**EXCERPT TO READ:**
——
The user can provide manual hints to change the default scheduling behavior:

• into how many parallel subtasks should a task be split at runtime
• how many subtasks can share the same server
• which execution groups can share servers
• channel type of each edge
• server type required by a task (to characterize the hardware requirements)

Server type support

Server types are simple string identifiers such as "m1.small". The scheduler is given a list of available server types and their cost per time unit. Each task can be executed on its own server type. To support it, each subtask must be mapped to an Execution Instance. An Execution Instance has an ID and an server type representing the hardware characteristics. 

Before beginning to process a new Execution Stage, the scheduler collects all Execution Instances from that stage and tries to replace them with matching cloud instances. If all required instances could be allocated the subtasks are sent to the corresponding server s and set up for execution.
——
**RAW RECORDS:**
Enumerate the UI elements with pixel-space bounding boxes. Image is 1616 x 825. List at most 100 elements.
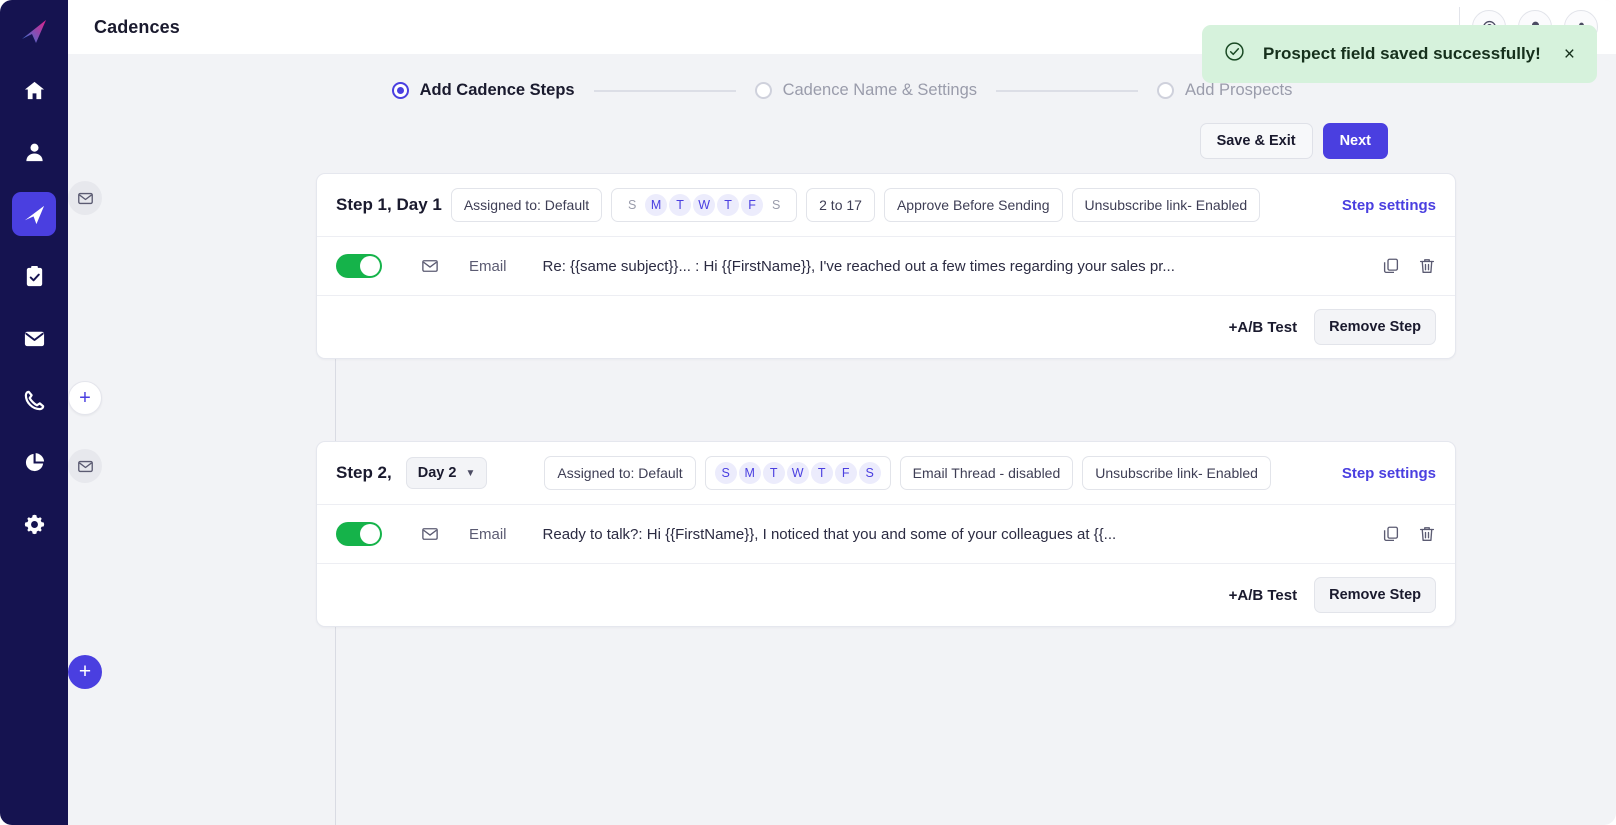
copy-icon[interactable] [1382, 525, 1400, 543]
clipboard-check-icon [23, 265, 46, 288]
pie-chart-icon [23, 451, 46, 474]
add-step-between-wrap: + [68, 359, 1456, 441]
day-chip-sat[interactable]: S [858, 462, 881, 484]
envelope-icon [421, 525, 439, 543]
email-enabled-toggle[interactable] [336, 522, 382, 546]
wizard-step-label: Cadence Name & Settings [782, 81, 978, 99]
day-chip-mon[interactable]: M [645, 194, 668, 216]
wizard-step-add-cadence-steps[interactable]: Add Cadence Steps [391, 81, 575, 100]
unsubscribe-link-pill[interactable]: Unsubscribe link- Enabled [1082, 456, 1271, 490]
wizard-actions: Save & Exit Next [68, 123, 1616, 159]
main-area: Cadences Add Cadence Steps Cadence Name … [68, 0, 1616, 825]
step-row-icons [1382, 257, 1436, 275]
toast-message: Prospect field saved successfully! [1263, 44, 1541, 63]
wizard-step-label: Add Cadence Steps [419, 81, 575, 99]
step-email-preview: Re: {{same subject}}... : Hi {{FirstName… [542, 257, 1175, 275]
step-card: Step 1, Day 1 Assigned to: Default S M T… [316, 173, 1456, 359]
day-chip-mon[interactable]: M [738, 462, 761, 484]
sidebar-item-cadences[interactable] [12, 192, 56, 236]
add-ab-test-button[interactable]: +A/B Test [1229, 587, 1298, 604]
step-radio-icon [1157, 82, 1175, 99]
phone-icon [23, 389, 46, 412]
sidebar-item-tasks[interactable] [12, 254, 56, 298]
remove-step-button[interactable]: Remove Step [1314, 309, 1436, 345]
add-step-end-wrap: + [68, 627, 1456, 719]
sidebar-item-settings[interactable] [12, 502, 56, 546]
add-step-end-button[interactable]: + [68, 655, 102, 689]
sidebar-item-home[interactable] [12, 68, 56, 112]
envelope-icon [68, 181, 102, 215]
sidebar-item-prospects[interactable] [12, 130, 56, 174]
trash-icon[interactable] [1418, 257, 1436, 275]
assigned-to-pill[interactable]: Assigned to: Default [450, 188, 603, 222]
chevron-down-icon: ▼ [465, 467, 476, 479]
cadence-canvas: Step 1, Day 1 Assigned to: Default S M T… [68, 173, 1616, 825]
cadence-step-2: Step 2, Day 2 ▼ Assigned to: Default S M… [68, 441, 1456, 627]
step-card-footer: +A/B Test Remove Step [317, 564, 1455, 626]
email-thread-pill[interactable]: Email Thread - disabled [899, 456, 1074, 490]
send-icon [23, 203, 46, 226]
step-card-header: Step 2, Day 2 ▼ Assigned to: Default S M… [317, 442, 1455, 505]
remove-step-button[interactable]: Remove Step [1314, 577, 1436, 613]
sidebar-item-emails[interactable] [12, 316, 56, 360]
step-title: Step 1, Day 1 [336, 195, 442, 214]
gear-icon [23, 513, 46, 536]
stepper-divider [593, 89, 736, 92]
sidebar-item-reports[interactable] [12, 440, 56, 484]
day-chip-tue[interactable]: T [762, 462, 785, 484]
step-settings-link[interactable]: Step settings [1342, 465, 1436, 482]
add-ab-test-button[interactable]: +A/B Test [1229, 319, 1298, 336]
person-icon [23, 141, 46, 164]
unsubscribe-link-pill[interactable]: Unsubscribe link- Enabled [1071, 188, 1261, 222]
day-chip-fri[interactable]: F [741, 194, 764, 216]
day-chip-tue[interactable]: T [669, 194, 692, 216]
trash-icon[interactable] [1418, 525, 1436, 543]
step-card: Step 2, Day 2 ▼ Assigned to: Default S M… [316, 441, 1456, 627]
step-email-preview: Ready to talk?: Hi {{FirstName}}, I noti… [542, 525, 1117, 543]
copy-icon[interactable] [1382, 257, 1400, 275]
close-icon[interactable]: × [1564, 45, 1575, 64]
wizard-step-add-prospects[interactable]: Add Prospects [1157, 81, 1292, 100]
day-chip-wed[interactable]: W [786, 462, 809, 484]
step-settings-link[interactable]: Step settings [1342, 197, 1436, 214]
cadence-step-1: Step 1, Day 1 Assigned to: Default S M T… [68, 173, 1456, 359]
——
**PROMPT 1:**
According to the scheduling excerpt, what does an Execution Instance have?
**PROMPT 2:**
Continue the scheduling excerpt from the point where it stops.
The records are separate material from the scheduling excerpt.

**EXERCISE RESPONSE 1:**
An ID and a server type representing the hardware characteristics.

**EXERCISE RESPONSE 2:**
Nephele keeps track of server allocation time to minimize costs when usage is charged by the hour. An idle server of a particular type is not immediately deallocated if a server of the same type is required in an upcoming Execution Stage. It is kept allocated until the end of its current lease period. If the next Execution Stage begins before the end of that period, the server is reassigned to the Execution Vertex of that stage. Otherwise the server is deallocated in time not to cause any additional cost.

Nephele is an open source project.